> _Document text_
---*---

Let’s settle the issue, Hugh, and move ahead to that apology—because the record clearly shows that I was right and you were wrong. There’s nothing defensible about Romney’s smear.

 

FactCheck.org is a non-partisan, non-profit project of the Annenberg Public Policy Center of the University of Pennsylvania. The website spanks Democrats and Republicans alike when they try to lie for political advantage. On December 28th, they offered a devastating review of the despicable Romney ad aimed against McCain, using the headline “More Mitt Malarkey.”

 

FactCheck.org reported in part:

 

“Romney’s latest ad attacks McCain in New Hampshire with false and misleading claims.

“It claims McCain ‘voted to allow illegals to collect Social Security.’ That’s untrue. Nobody who is in the country illegally could be paid any Social Security under McCain’s immigration bill ….Nobody proposed to pay benefits to anyone who is in the U.S. illegally…The statement that McCain ‘voted to allow illegals to collect Social Security’ is false.”

 

That should settle the issue, should it not?

 

If a nonpartisan, unaffiliated resource like FactCheck.org describes the Romney smear as both “untrue” and “false,” isn’t it a strong indication that I was justified in calling it a lie?

 

Let me anticipate Hugh’s response (because I know that Mr. Hewitt is a smart and sophisticated guy) to prevent this important issue from getting confused with misleading details.

 

Hugh might argue that the Romney attack is misleading, but not false, because the immigration bill would have given millions of illegals a path to citizenship, and once they became legal residents and citizens, they would then receive credit toward future benefits for the amounts they had already paid into the system. In that sense, immigrants who legalized their status would get credit for payments they made into the system while they were illegal.

 

But here is the truth—the simple, undeniable, bracing, refreshing and necessary truth –about the comprehensive immigration reform championed by President Bush, John McCain, John Kyl, Trent Lott, Mitch McConnell and, at one point, most other Republicans in Senate. As FactCheck makes unmistakably clear: “UNDER CURRENT LAW, illegal immigrants who work and pay Social Security taxes may later receive credit toward future benefits for the amount they have paid, if they become legal residents or citizens. THE McCAIN MEASURE WOULDN’T HAVE CHANGED THAT.” (emphasis added)

---*---

> _Supplied material_
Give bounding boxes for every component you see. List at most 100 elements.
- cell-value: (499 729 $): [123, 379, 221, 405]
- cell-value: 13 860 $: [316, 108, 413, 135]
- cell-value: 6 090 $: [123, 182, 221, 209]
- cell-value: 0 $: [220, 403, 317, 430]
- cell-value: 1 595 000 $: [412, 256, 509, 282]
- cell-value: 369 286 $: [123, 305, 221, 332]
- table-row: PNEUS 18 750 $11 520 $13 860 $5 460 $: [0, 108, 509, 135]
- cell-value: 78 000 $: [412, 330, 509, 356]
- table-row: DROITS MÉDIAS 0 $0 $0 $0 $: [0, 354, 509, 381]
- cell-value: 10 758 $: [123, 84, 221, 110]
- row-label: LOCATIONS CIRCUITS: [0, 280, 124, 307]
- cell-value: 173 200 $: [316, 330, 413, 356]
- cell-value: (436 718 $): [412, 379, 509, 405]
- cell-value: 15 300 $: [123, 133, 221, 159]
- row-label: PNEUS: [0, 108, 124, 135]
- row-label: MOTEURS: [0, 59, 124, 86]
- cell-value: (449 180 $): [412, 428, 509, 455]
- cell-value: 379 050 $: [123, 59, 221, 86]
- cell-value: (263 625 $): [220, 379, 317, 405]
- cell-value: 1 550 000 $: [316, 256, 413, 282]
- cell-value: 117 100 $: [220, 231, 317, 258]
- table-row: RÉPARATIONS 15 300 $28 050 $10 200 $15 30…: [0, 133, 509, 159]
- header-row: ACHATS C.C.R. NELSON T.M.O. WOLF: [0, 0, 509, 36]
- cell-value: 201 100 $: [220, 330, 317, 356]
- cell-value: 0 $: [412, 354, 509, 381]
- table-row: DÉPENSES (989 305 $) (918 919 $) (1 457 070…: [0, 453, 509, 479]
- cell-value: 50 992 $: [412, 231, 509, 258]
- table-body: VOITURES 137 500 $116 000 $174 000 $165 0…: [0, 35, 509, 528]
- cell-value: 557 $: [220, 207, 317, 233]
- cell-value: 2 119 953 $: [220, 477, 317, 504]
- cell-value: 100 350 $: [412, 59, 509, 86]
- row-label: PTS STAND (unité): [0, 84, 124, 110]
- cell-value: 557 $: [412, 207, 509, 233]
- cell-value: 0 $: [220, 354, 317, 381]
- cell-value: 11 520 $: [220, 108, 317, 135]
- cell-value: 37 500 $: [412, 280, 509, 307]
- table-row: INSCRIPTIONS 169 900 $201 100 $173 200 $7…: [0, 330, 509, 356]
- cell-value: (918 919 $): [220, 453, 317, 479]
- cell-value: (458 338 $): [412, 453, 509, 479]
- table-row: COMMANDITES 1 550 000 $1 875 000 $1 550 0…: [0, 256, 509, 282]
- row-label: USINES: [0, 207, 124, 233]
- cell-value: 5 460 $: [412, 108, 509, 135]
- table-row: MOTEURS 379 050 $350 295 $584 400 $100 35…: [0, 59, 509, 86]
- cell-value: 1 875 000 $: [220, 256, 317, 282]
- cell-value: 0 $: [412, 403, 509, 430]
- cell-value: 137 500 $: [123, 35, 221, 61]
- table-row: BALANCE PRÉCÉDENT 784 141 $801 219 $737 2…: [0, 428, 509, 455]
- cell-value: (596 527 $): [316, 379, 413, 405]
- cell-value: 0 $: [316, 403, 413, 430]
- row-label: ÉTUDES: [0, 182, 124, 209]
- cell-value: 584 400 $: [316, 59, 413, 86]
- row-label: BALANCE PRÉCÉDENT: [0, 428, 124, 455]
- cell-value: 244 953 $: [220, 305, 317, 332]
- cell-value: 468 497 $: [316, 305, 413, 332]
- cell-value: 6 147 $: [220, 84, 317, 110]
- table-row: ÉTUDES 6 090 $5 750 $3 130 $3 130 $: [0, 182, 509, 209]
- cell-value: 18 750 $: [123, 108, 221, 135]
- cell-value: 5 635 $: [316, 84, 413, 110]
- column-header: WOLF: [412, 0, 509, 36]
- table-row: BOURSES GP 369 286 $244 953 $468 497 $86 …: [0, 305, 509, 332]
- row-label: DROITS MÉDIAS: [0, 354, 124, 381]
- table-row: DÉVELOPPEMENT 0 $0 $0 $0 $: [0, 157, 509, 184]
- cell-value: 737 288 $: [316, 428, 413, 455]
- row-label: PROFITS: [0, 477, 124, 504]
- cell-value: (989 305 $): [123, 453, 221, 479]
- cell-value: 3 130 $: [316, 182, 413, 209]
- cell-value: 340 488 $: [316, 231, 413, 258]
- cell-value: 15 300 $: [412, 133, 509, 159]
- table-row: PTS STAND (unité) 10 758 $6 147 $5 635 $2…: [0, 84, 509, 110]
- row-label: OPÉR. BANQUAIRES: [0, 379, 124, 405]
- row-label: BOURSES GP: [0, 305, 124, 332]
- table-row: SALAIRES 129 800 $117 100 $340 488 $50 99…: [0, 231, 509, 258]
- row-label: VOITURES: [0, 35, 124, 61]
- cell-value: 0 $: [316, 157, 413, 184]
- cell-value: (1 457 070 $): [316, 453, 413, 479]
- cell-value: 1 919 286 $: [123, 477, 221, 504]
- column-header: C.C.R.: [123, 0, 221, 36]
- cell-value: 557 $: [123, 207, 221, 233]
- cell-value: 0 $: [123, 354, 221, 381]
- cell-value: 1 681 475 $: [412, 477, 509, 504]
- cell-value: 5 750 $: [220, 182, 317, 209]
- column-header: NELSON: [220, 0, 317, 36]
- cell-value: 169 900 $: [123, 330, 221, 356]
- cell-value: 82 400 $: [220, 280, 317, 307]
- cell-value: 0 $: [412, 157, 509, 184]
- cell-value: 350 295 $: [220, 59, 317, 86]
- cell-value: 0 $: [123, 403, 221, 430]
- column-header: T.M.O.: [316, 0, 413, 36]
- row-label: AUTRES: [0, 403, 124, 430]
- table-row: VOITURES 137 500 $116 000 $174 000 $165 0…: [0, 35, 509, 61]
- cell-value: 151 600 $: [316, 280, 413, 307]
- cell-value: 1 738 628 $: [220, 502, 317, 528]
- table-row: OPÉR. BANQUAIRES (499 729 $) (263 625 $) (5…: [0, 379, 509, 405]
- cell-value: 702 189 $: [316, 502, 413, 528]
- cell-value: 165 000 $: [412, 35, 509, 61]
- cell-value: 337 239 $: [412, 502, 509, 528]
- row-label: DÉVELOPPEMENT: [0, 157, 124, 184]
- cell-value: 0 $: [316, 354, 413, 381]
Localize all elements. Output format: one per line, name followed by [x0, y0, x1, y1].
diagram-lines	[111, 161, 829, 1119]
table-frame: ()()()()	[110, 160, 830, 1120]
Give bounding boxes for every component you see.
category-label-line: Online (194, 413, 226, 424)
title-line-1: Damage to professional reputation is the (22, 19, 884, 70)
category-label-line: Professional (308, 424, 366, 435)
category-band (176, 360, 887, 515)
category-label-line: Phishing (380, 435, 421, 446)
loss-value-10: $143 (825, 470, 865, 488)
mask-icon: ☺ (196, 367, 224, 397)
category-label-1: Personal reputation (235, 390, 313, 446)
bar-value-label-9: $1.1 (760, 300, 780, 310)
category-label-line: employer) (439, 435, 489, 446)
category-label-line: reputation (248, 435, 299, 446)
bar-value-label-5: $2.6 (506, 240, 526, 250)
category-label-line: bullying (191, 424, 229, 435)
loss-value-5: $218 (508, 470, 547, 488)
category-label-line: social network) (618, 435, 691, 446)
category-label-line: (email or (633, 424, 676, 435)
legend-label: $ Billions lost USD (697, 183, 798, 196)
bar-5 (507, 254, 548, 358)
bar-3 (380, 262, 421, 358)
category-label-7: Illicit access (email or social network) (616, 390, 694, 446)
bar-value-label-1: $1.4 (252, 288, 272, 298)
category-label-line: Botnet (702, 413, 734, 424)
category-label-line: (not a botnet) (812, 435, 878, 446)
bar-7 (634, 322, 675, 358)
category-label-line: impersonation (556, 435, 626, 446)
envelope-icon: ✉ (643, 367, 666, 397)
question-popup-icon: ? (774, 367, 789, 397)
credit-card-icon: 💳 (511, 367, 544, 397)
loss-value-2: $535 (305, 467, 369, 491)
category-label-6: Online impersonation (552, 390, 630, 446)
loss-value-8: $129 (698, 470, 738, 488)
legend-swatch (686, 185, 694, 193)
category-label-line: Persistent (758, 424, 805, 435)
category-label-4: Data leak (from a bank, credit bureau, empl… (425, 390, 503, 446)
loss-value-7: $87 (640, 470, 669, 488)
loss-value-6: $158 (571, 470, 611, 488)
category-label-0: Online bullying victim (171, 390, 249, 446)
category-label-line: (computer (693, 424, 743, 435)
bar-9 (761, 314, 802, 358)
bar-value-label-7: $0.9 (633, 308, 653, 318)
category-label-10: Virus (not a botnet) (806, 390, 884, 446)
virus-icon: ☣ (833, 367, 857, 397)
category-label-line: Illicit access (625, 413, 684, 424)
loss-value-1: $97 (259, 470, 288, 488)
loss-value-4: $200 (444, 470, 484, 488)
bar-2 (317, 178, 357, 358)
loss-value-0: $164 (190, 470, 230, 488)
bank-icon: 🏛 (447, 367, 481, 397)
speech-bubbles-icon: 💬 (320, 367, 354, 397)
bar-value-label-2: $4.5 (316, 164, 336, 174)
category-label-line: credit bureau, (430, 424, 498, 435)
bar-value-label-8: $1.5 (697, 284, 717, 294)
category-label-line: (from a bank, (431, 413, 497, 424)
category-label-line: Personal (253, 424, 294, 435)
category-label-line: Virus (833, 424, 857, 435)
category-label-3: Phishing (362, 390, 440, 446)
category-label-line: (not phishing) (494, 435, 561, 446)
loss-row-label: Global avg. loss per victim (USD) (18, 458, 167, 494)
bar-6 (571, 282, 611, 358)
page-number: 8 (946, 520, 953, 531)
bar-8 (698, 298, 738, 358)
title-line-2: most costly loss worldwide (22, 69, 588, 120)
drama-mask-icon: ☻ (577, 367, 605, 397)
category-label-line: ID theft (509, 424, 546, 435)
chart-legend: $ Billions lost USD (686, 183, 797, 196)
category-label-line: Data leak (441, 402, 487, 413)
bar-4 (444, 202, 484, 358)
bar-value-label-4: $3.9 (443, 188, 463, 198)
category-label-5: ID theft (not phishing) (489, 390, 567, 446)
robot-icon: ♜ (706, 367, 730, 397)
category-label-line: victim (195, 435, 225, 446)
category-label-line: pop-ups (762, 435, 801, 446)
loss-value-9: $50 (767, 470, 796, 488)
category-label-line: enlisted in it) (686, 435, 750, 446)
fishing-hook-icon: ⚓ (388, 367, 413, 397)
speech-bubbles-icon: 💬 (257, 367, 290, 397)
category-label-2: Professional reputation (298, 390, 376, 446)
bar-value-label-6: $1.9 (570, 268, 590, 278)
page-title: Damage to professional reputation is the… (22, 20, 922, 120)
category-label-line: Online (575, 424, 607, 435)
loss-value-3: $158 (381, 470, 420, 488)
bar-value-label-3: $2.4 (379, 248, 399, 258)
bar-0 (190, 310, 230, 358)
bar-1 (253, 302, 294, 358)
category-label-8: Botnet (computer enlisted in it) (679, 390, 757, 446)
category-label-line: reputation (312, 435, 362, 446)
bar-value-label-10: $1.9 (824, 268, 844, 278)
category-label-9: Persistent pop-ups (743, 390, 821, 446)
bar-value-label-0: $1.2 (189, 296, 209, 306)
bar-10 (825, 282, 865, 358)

---*---

> _Problems and tasks_
- 1) In two sentences, summarize the commentary on the Romney ad.
- 2) Using the commentary on the Romney ad, decide whether each statement agrees with it. Answer yes or no, and quote the deciding words. (a) FactCheck.org is a project of the Annenberg Public Policy Center of the University of Pennsylvania. (b) The writer expects Hugh to argue that the Romney attack is false but not misleading. (c) According to FactCheck, the McCain measure would have changed current law on credit toward future benefits.
- 3) Write the next paragraph of the commentary on the Romney ad, picking up after its final sentence.

> _Answers given_
- 1) The writer tells Hugh that Romney's ad against McCain was an indefensible smear and cites FactCheck.org, a nonpartisan, nonprofit project of the Annenberg Public Policy Center, which called the ad's claim that McCain "voted to allow illegals to collect Social Security" false. Anticipating that Hugh might call the attack misleading but not false, the writer points out that FactCheck found that current law already lets illegal immigrants who pay Social Security taxes receive credit toward future benefits if they become legal residents or citizens, and that the McCain measure would not have changed this.

- 2)
(a) Yes: "a non-partisan, non-profit project of the Annenberg Public Policy Center of the University of Pennsylvania"
(b) No: "Hugh might argue that the Romney attack is misleading, but not false"
(c) No: "THE McCAIN MEASURE WOULDN’T HAVE CHANGED THAT."

- 3)
 

In other words, the proposal for comprehensive immigration reform would have done nothing to alter the basis under which immigrants who qualified for legal status got credit for the payroll taxes they had already paid. Yes, the Romney ad is a loathsome lie.

 

And what about an attempt by some Republicans to alter the compromise legislation during the immigration fight by changing the system so that newly legalized immigrants would be disqualified from receiving credit for payroll taxes they had paid while illegal? Eleven Republican Senators voted to kill that proposal, including John McCain. Why? Because stripping tax credit for newly legalized immigrants would help remove the incentive for them to go through the process to earn that legal status—paying the thousands of dollars in fines, going through background checks, paying back taxes, mastering English and so forth.

 

As FactCheck suggested: “To be accurate, the ad might have said that McCain ‘voted against a measure that would have denied illegal immigrants Social Security credit for their work once they gain legal status.’ But such a truthful statement might not strike New Hampshire voters as so damaging.”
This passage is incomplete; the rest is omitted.